## Dataset content
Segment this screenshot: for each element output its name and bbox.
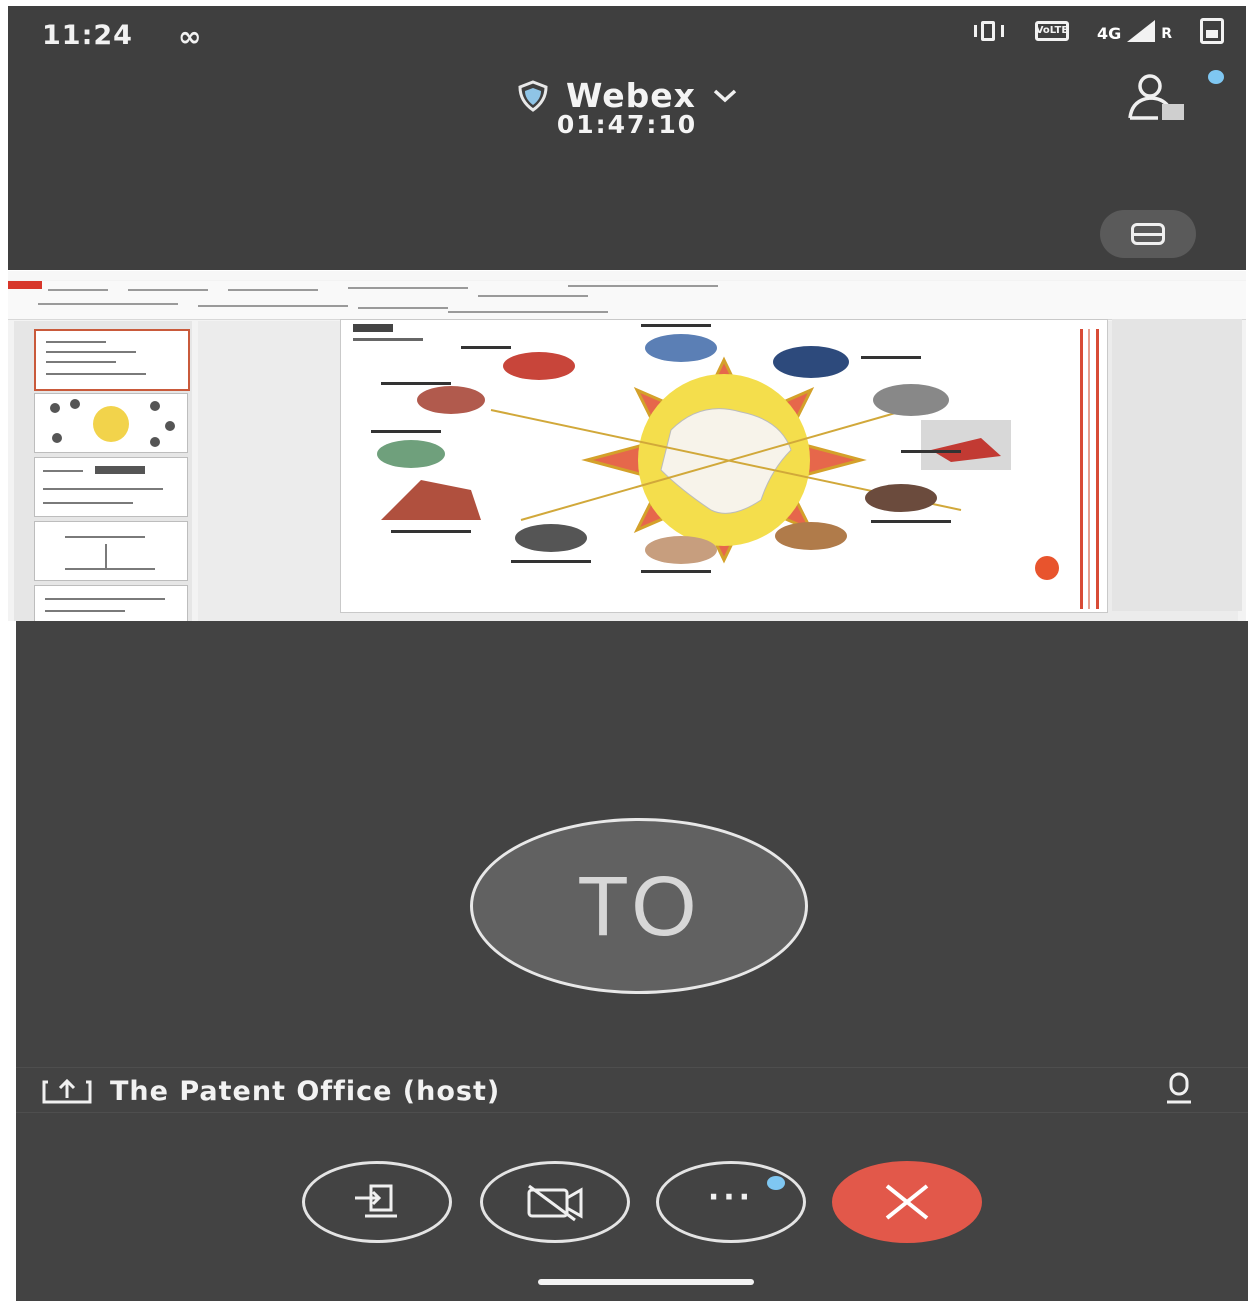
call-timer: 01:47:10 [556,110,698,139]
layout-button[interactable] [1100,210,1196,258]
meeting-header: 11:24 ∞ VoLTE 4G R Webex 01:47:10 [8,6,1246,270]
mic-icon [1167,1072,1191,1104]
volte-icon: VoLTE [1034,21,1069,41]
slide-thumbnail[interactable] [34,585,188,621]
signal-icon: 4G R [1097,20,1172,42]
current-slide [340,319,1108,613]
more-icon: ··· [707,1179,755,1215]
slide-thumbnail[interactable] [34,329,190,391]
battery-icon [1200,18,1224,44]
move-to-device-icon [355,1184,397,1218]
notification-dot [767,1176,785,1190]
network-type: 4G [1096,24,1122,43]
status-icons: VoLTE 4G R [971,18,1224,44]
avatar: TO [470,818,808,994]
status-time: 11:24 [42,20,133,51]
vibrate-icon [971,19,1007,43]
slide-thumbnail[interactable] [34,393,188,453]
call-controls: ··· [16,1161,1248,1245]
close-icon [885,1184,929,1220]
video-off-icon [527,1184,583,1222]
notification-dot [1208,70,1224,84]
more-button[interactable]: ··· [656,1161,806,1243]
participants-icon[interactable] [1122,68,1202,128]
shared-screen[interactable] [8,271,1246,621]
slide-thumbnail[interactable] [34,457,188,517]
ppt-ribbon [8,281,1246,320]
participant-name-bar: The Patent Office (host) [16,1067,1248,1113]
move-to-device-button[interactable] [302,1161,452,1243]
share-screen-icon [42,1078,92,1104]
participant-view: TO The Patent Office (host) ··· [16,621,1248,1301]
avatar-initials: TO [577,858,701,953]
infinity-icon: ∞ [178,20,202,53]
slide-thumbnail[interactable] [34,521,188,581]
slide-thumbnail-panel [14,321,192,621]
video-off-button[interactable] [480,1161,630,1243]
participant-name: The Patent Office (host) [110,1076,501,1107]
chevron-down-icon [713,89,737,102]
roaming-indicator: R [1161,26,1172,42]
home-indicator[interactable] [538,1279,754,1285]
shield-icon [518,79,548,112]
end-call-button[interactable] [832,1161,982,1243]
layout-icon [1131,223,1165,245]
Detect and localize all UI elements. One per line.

--

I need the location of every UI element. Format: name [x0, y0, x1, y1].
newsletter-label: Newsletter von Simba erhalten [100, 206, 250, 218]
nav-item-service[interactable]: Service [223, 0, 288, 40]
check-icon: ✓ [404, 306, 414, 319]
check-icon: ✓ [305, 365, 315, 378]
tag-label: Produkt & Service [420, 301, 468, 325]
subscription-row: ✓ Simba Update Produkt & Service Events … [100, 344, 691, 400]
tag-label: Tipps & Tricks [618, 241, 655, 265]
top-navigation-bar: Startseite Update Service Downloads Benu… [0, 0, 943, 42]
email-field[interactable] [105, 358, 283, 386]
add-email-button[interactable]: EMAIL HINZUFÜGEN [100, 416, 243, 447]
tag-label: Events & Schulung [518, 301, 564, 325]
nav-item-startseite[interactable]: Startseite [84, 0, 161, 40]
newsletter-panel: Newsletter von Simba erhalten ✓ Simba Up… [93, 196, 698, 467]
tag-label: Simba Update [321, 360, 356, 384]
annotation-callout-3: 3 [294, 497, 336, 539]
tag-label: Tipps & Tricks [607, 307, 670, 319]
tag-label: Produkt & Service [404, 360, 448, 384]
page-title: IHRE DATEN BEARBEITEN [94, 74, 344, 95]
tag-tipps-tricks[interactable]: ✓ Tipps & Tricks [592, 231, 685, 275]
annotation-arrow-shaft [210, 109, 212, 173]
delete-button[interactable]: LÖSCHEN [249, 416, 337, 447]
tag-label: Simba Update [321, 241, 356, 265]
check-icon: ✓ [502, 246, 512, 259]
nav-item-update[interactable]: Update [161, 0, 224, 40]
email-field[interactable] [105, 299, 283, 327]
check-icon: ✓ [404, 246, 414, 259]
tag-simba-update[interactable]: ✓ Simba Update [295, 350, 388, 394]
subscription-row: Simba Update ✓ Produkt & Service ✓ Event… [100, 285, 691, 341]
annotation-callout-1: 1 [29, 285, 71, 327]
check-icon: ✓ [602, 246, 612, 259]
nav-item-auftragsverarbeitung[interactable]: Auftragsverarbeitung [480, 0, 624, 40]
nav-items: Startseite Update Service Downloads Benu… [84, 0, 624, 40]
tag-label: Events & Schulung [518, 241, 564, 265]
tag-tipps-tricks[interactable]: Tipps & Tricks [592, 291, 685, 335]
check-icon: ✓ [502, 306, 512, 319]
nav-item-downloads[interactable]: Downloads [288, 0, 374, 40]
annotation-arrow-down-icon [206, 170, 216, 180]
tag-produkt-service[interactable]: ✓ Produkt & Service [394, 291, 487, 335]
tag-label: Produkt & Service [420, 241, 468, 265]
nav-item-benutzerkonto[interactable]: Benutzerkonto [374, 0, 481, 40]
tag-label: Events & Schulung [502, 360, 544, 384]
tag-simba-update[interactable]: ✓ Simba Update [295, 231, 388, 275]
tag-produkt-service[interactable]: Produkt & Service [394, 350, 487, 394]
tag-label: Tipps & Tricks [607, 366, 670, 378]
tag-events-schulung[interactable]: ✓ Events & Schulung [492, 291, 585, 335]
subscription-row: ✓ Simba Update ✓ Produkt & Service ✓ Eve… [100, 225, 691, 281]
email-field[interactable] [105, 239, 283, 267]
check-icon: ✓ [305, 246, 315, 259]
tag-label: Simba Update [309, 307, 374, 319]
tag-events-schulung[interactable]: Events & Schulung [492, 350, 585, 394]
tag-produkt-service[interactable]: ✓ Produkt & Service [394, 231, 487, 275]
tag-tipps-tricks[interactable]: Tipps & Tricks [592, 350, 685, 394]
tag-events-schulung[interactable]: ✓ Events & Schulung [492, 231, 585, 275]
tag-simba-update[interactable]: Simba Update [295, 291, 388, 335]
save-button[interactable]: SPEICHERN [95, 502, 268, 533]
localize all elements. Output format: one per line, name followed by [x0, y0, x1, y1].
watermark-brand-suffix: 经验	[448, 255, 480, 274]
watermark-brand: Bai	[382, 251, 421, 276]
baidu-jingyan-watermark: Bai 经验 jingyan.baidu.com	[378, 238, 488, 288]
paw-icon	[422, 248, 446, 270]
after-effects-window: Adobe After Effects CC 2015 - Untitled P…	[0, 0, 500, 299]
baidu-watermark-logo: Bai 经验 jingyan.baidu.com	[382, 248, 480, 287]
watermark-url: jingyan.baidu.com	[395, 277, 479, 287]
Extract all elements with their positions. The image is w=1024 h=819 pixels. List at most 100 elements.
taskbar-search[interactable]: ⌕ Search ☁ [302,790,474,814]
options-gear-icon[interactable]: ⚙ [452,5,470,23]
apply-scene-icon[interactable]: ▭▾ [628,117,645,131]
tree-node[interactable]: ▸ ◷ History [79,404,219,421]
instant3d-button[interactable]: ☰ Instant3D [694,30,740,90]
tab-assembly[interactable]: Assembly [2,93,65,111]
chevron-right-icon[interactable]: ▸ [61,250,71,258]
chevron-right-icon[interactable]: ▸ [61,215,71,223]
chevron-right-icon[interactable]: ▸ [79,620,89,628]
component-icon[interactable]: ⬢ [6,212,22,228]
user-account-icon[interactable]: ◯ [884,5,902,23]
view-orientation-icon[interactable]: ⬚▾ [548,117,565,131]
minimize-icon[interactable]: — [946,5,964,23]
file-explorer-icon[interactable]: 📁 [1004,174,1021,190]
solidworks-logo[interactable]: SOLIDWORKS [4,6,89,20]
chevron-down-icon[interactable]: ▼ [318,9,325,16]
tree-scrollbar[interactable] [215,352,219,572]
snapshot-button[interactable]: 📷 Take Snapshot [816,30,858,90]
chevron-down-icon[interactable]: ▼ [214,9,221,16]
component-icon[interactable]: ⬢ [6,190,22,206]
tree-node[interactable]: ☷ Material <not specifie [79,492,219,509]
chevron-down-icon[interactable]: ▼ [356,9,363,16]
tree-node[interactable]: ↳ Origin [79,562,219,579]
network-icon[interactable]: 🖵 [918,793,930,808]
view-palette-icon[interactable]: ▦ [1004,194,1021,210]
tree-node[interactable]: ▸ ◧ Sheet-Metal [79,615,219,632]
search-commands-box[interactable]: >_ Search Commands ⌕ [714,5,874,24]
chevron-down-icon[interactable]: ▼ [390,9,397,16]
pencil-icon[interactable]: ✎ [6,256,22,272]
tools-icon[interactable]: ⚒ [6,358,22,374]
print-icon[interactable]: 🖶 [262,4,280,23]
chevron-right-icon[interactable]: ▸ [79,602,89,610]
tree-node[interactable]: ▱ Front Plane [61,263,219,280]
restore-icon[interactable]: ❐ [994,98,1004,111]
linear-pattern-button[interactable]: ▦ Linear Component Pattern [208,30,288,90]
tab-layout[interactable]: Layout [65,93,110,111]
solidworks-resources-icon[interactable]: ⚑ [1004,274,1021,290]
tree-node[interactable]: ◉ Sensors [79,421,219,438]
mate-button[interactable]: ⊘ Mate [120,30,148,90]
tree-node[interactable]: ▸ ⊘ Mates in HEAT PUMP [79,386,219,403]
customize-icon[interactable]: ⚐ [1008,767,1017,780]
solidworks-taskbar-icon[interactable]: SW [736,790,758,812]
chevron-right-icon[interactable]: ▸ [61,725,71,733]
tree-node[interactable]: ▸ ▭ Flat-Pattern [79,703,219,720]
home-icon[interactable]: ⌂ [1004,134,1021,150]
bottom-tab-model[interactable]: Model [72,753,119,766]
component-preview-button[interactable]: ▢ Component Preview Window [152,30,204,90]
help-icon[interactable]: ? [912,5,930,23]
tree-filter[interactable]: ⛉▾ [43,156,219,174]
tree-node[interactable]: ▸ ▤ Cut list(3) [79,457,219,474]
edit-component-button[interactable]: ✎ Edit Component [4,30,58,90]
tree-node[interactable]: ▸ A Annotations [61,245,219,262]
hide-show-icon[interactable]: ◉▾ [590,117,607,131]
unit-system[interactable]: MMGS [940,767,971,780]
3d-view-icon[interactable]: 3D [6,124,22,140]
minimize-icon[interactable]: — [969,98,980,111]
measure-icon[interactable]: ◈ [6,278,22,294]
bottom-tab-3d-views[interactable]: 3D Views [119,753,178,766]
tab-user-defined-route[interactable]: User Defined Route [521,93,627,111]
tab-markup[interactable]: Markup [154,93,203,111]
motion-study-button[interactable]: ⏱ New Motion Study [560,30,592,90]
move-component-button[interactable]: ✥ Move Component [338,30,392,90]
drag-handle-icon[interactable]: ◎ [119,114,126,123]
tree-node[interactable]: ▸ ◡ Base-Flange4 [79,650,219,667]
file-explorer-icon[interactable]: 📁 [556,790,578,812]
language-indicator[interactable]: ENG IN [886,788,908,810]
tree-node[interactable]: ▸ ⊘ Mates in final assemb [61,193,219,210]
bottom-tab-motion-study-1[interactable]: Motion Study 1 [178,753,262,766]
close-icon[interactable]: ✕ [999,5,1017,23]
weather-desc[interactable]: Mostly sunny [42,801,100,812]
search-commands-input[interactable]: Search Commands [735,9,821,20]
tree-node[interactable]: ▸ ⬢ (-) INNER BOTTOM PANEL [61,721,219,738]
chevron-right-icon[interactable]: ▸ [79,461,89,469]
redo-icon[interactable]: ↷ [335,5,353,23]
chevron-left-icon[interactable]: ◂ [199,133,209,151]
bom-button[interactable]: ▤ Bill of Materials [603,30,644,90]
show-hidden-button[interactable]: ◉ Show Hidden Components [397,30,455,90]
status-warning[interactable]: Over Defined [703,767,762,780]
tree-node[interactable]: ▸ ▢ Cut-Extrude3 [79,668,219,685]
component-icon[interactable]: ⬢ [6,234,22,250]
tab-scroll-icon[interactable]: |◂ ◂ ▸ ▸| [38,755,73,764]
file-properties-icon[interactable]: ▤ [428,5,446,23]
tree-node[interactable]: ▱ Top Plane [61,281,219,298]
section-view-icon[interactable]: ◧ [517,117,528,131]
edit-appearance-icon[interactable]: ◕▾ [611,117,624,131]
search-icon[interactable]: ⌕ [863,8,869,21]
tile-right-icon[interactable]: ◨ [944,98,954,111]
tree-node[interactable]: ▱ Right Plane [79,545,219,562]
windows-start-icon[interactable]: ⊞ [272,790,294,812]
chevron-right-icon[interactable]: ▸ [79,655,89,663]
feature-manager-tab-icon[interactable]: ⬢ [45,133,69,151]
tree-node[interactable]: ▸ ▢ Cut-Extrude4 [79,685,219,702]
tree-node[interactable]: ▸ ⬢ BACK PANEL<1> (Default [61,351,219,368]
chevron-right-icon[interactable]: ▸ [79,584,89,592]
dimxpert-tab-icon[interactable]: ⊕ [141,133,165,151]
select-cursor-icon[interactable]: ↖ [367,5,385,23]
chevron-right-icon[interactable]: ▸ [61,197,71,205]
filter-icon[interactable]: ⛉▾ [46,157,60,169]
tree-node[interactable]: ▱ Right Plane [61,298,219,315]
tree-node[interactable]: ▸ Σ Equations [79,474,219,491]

## Directions
Copy the records from the line with "I need the location" up to and including the line with "[480, 0, 624, 40]", keeping every character the same.

## Written response
I need the location of every UI element. Format: name [x0, y0, x1, y1].
newsletter-label: Newsletter von Simba erhalten [100, 206, 250, 218]
nav-item-service[interactable]: Service [223, 0, 288, 40]
check-icon: ✓ [404, 306, 414, 319]
check-icon: ✓ [305, 365, 315, 378]
tag-label: Produkt & Service [420, 301, 468, 325]
subscription-row: ✓ Simba Update Produkt & Service Events … [100, 344, 691, 400]
tag-label: Tipps & Tricks [618, 241, 655, 265]
top-navigation-bar: Startseite Update Service Downloads Benu… [0, 0, 943, 42]
email-field[interactable] [105, 358, 283, 386]
add-email-button[interactable]: EMAIL HINZUFÜGEN [100, 416, 243, 447]
tag-label: Events & Schulung [518, 301, 564, 325]
nav-item-startseite[interactable]: Startseite [84, 0, 161, 40]
newsletter-panel: Newsletter von Simba erhalten ✓ Simba Up… [93, 196, 698, 467]
tag-label: Simba Update [321, 360, 356, 384]
annotation-callout-3: 3 [294, 497, 336, 539]
tag-label: Tipps & Tricks [607, 307, 670, 319]
tag-label: Produkt & Service [404, 360, 448, 384]
page-title: IHRE DATEN BEARBEITEN [94, 74, 344, 95]
tag-tipps-tricks[interactable]: ✓ Tipps & Tricks [592, 231, 685, 275]
annotation-arrow-shaft [210, 109, 212, 173]
delete-button[interactable]: LÖSCHEN [249, 416, 337, 447]
tag-label: Simba Update [321, 241, 356, 265]
check-icon: ✓ [502, 246, 512, 259]
nav-item-update[interactable]: Update [161, 0, 224, 40]
email-field[interactable] [105, 299, 283, 327]
check-icon: ✓ [404, 246, 414, 259]
tag-simba-update[interactable]: ✓ Simba Update [295, 350, 388, 394]
subscription-row: Simba Update ✓ Produkt & Service ✓ Event… [100, 285, 691, 341]
annotation-callout-1: 1 [29, 285, 71, 327]
check-icon: ✓ [602, 246, 612, 259]
nav-item-auftragsverarbeitung[interactable]: Auftragsverarbeitung [480, 0, 624, 40]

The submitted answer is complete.